## Short exercise
Where the data below has the string "Paramètres", return the whole line.

======== Working data

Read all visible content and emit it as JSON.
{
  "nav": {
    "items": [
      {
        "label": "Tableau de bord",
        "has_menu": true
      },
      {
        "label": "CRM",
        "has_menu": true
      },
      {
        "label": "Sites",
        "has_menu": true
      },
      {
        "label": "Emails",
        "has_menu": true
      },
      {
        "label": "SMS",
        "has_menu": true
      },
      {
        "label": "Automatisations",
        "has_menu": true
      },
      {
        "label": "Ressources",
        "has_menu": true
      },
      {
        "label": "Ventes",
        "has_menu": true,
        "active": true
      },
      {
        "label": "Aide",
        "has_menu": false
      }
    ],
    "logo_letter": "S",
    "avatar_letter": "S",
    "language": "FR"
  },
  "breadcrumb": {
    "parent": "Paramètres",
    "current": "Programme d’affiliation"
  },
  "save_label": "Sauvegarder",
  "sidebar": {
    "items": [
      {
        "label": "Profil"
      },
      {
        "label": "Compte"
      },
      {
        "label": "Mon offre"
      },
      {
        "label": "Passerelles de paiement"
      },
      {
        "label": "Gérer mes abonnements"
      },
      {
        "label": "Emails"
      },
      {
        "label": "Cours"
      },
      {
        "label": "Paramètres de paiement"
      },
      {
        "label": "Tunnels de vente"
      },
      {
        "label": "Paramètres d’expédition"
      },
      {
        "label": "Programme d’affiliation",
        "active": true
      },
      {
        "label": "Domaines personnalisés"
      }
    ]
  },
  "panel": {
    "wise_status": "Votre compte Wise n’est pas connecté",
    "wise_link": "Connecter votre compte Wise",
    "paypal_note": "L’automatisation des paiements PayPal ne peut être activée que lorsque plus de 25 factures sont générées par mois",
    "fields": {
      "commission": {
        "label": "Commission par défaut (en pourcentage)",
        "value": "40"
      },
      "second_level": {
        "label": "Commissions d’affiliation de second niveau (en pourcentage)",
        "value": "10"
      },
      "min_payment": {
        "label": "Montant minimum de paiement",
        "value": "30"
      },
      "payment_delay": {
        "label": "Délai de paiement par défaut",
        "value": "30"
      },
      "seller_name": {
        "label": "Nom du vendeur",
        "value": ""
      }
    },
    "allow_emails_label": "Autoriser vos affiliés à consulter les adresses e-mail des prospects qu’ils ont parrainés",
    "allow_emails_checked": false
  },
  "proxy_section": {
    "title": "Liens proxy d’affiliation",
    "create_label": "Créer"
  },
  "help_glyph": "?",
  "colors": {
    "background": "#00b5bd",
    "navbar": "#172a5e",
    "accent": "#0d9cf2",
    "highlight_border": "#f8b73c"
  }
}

================

## The output
    "parent": "Paramètres",
        "label": "Paramètres de paiement"
        "label": "Paramètres d’expédition"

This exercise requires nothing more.